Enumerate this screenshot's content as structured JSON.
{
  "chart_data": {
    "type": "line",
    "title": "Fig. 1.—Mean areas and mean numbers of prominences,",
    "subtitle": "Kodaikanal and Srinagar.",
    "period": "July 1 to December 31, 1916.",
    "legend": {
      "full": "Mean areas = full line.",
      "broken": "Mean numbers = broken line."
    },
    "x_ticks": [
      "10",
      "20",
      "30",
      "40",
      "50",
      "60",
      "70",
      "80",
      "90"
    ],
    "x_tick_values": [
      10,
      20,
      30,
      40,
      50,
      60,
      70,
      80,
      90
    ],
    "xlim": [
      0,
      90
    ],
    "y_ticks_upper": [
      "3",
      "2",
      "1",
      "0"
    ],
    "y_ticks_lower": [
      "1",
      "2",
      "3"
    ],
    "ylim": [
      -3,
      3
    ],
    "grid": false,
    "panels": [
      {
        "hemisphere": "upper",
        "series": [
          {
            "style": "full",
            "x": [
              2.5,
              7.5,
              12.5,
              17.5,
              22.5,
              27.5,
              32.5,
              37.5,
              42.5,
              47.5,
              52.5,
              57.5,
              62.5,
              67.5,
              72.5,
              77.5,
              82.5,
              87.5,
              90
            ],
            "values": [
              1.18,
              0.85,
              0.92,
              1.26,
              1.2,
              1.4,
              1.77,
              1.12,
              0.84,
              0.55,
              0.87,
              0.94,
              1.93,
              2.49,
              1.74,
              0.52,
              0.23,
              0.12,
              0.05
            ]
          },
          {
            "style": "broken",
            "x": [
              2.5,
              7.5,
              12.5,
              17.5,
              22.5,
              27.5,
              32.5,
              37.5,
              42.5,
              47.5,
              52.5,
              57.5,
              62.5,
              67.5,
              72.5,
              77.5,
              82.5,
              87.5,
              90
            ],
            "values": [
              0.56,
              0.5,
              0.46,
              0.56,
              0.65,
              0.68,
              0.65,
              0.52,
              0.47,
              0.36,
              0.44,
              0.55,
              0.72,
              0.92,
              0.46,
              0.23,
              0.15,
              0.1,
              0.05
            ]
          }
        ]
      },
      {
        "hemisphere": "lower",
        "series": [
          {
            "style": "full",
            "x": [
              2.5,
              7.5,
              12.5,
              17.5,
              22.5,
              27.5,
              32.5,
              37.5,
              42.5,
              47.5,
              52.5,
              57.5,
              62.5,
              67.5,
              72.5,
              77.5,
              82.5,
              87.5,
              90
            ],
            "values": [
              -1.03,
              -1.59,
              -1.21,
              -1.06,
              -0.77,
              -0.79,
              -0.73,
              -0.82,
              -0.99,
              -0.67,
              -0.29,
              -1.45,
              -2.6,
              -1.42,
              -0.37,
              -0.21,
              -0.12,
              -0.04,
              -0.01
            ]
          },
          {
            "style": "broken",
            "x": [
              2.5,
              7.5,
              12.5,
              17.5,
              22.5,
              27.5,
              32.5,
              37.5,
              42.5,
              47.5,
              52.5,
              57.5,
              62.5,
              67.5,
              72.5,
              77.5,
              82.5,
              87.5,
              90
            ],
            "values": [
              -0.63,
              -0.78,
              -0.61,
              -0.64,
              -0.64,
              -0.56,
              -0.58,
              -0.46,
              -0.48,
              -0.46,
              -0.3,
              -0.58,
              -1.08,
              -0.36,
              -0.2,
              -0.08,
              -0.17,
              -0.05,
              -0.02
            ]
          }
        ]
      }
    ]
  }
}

━━━━

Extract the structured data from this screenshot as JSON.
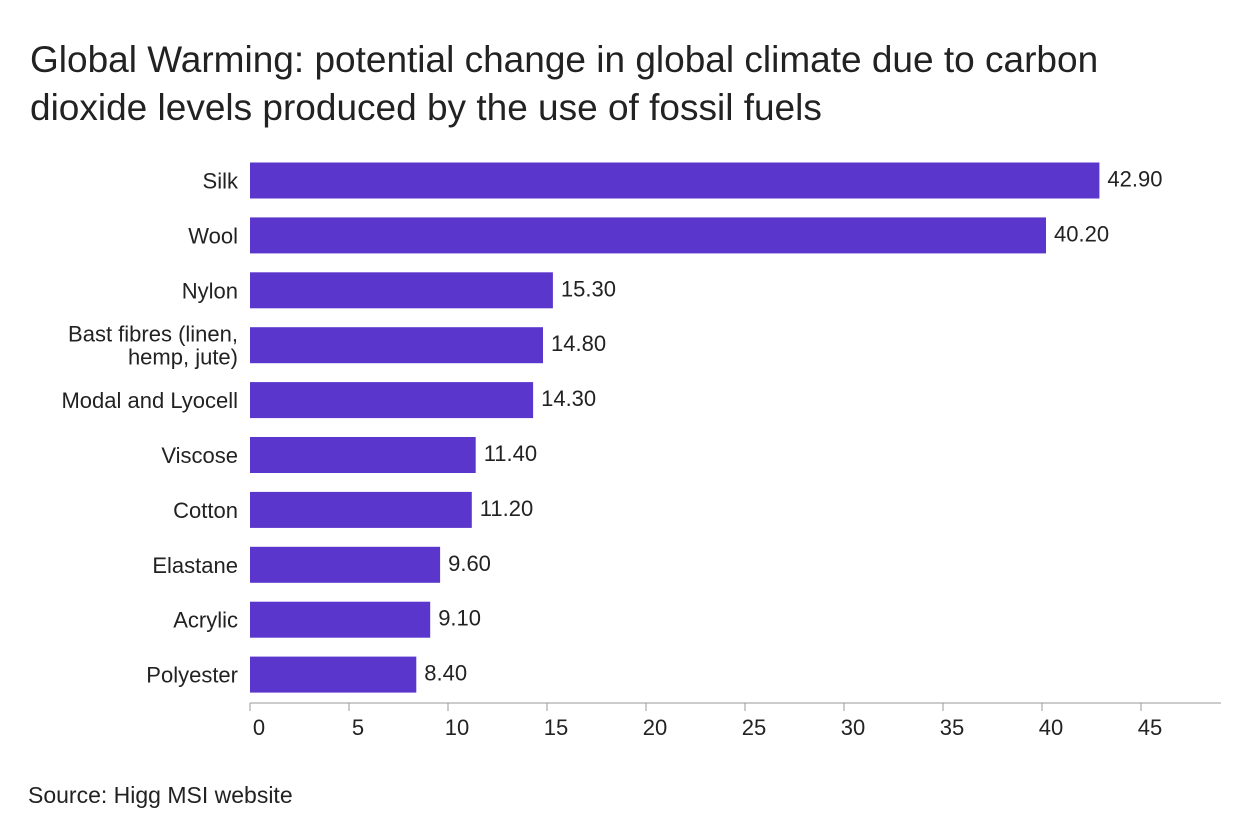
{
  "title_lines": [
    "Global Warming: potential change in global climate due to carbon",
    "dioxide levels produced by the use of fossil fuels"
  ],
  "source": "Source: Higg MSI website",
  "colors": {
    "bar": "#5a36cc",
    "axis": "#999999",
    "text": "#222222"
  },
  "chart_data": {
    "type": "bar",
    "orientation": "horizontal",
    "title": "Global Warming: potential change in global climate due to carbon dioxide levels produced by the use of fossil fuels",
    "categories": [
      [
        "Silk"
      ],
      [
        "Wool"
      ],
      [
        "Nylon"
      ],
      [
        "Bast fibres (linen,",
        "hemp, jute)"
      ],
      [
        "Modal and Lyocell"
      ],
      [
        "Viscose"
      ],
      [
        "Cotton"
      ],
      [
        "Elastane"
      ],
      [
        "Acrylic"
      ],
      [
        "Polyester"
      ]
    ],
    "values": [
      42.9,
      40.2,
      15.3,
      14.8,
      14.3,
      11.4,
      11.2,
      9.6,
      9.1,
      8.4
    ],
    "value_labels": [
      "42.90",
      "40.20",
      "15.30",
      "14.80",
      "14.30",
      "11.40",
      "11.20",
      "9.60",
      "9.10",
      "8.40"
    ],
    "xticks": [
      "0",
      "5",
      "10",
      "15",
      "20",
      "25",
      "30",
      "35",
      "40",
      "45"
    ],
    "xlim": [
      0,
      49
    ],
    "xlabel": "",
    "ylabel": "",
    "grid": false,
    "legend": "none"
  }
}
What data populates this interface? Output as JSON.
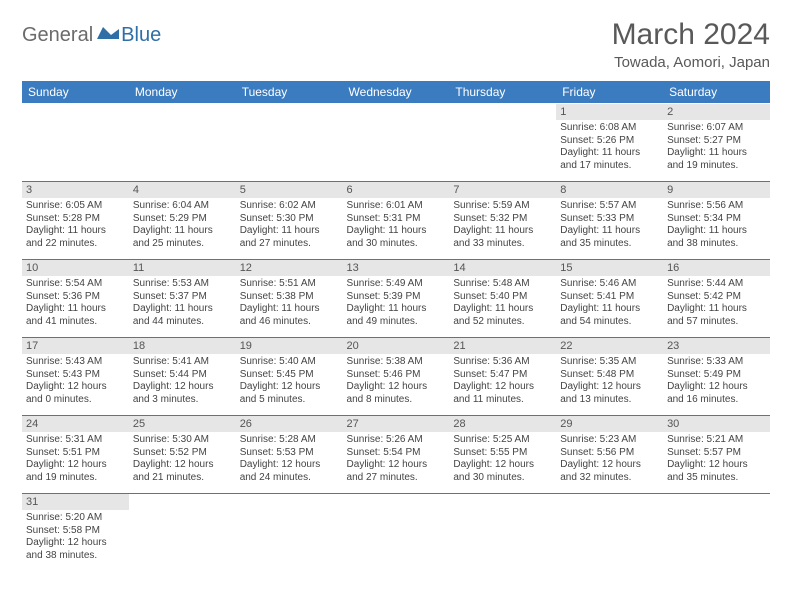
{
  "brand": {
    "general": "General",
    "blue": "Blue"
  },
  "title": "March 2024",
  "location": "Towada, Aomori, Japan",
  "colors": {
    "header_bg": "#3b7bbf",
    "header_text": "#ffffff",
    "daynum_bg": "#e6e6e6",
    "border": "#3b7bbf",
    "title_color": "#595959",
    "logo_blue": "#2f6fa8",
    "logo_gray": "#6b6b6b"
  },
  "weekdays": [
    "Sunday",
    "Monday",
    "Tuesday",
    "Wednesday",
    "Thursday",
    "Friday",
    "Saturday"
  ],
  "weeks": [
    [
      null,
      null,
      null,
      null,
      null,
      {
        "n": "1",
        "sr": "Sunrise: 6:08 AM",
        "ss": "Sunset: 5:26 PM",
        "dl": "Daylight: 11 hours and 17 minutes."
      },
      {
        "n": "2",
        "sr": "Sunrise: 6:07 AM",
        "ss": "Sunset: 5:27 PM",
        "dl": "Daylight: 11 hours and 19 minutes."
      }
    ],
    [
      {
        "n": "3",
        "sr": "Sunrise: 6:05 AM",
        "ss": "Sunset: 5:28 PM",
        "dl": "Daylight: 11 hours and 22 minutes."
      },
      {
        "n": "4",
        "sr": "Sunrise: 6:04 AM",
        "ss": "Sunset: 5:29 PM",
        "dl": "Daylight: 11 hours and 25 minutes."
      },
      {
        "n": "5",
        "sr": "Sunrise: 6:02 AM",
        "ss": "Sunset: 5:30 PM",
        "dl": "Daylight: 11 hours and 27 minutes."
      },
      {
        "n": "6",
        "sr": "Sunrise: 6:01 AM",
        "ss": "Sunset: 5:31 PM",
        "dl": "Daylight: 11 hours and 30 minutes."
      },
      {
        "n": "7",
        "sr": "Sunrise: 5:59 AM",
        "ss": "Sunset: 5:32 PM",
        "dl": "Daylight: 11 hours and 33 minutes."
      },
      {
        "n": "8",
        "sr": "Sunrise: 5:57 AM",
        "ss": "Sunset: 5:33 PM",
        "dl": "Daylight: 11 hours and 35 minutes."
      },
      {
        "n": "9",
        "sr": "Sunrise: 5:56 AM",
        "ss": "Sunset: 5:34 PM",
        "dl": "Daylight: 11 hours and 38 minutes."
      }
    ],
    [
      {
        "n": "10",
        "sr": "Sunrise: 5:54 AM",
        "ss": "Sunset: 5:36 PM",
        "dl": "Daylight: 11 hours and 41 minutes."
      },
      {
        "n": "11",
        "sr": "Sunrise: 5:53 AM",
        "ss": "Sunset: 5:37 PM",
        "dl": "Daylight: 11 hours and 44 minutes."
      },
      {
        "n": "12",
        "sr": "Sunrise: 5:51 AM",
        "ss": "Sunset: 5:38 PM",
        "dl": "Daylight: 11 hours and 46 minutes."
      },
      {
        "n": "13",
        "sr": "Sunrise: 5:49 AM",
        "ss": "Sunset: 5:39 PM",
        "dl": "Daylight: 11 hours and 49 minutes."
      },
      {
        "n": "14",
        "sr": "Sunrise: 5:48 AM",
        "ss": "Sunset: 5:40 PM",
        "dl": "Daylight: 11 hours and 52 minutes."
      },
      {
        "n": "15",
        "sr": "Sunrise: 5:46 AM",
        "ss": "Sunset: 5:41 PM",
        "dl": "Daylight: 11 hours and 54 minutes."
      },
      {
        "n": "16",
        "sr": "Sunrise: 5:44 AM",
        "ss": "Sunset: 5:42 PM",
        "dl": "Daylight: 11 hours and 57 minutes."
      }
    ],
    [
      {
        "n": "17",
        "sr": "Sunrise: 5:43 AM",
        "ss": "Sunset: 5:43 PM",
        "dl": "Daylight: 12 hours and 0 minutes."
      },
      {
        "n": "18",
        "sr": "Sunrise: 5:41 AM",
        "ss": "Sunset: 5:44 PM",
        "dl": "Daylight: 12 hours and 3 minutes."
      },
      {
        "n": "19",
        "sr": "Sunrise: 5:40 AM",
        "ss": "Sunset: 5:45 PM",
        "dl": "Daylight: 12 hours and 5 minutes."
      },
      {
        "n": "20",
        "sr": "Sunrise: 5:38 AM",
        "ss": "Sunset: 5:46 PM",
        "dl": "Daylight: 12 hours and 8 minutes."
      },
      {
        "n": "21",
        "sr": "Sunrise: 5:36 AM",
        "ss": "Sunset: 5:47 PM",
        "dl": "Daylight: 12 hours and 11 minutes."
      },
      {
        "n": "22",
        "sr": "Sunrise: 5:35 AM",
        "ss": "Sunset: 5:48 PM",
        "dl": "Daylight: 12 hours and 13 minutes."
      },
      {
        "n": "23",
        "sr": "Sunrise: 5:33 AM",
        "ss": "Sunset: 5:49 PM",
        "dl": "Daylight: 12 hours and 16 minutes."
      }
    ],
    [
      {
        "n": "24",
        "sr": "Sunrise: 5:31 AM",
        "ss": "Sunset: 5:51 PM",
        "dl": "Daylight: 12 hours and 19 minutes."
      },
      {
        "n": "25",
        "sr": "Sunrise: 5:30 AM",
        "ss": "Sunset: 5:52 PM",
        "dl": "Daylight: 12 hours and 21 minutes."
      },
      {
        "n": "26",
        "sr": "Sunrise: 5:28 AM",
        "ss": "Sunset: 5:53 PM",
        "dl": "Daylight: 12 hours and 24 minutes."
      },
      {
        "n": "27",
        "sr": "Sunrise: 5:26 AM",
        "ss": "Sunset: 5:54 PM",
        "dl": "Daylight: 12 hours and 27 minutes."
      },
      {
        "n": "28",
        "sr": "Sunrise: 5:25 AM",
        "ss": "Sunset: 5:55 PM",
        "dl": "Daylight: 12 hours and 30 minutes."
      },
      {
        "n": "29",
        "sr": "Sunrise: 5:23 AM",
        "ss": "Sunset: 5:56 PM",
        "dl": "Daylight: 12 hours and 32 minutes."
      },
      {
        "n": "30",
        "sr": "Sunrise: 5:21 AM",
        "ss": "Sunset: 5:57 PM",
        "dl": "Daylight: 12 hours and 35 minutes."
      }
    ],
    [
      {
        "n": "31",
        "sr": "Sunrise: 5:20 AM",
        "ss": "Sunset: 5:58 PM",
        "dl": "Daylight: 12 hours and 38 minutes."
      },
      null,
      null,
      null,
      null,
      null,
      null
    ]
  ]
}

━━━━

EXERCISE REQUIREMENTS: Filter the listing above by the word "JSON"; copy each line that passes.

SOLUTION FOR THIS TASK:
Enumerate this screenshot's content as structured JSON.
Extract the structured data from this screenshot as JSON.
What data populates this interface? Output as JSON.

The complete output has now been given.